━━ Entries shown ━━

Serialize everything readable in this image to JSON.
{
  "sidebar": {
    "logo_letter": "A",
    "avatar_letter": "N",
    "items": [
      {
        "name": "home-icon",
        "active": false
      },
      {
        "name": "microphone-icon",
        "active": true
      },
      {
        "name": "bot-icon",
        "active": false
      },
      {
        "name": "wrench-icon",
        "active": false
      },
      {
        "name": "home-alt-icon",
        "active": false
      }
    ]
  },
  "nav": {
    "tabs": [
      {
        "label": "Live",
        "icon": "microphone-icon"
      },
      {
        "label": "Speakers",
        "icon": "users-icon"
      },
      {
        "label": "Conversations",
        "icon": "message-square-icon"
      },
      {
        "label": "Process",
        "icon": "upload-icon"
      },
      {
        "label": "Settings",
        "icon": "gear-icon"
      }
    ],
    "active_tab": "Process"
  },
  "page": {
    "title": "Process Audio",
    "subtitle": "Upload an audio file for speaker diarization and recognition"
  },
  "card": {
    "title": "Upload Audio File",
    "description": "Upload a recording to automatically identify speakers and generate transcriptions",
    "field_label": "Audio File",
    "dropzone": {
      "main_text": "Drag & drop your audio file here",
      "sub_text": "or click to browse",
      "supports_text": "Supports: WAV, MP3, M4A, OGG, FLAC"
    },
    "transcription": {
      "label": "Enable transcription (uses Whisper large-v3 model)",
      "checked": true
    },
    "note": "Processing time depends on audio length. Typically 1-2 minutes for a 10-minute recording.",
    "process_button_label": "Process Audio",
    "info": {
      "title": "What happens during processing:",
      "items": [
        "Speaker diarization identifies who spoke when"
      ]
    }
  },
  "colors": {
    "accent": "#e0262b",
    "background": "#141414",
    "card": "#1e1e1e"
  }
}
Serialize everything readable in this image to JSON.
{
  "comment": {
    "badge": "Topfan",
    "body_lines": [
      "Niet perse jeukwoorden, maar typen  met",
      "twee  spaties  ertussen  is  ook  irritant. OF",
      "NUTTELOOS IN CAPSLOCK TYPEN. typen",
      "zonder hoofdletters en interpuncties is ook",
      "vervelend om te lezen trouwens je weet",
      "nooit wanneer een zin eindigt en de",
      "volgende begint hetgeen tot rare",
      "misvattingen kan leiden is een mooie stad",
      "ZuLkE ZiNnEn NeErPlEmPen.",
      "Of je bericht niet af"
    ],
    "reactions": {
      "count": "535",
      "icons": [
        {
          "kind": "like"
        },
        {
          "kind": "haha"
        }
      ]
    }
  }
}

━━━

#### Exercise details:
Write the listing out again, exactly as it reads.

#### Solution for this task:
Serialize everything readable in this image to JSON.
{
  "sidebar": {
    "logo_letter": "A",
    "avatar_letter": "N",
    "items": [
      {
        "name": "home-icon",
        "active": false
      },
      {
        "name": "microphone-icon",
        "active": true
      },
      {
        "name": "bot-icon",
        "active": false
      },
      {
        "name": "wrench-icon",
        "active": false
      },
      {
        "name": "home-alt-icon",
        "active": false
      }
    ]
  },
  "nav": {
    "tabs": [
      {
        "label": "Live",
        "icon": "microphone-icon"
      },
      {
        "label": "Speakers",
        "icon": "users-icon"
      },
      {
        "label": "Conversations",
        "icon": "message-square-icon"
      },
      {
        "label": "Process",
        "icon": "upload-icon"
      },
      {
        "label": "Settings",
        "icon": "gear-icon"
      }
    ],
    "active_tab": "Process"
  },
  "page": {
    "title": "Process Audio",
    "subtitle": "Upload an audio file for speaker diarization and recognition"
  },
  "card": {
    "title": "Upload Audio File",
    "description": "Upload a recording to automatically identify speakers and generate transcriptions",
    "field_label": "Audio File",
    "dropzone": {
      "main_text": "Drag & drop your audio file here",
      "sub_text": "or click to browse",
      "supports_text": "Supports: WAV, MP3, M4A, OGG, FLAC"
    },
    "transcription": {
      "label": "Enable transcription (uses Whisper large-v3 model)",
      "checked": true
    },
    "note": "Processing time depends on audio length. Typically 1-2 minutes for a 10-minute recording.",
    "process_button_label": "Process Audio",
    "info": {
      "title": "What happens during processing:",
      "items": [
        "Speaker diarization identifies who spoke when"
      ]
    }
  },
  "colors": {
    "accent": "#e0262b",
    "background": "#141414",
    "card": "#1e1e1e"
  }
}
Serialize everything readable in this image to JSON.
{
  "comment": {
    "badge": "Topfan",
    "body_lines": [
      "Niet perse jeukwoorden, maar typen  met",
      "twee  spaties  ertussen  is  ook  irritant. OF",
      "NUTTELOOS IN CAPSLOCK TYPEN. typen",
      "zonder hoofdletters en interpuncties is ook",
      "vervelend om te lezen trouwens je weet",
      "nooit wanneer een zin eindigt en de",
      "volgende begint hetgeen tot rare",
      "misvattingen kan leiden is een mooie stad",
      "ZuLkE ZiNnEn NeErPlEmPen.",
      "Of je bericht niet af"
    ],
    "reactions": {
      "count": "535",
      "icons": [
        {
          "kind": "like"
        },
        {
          "kind": "haha"
        }
      ]
    }
  }
}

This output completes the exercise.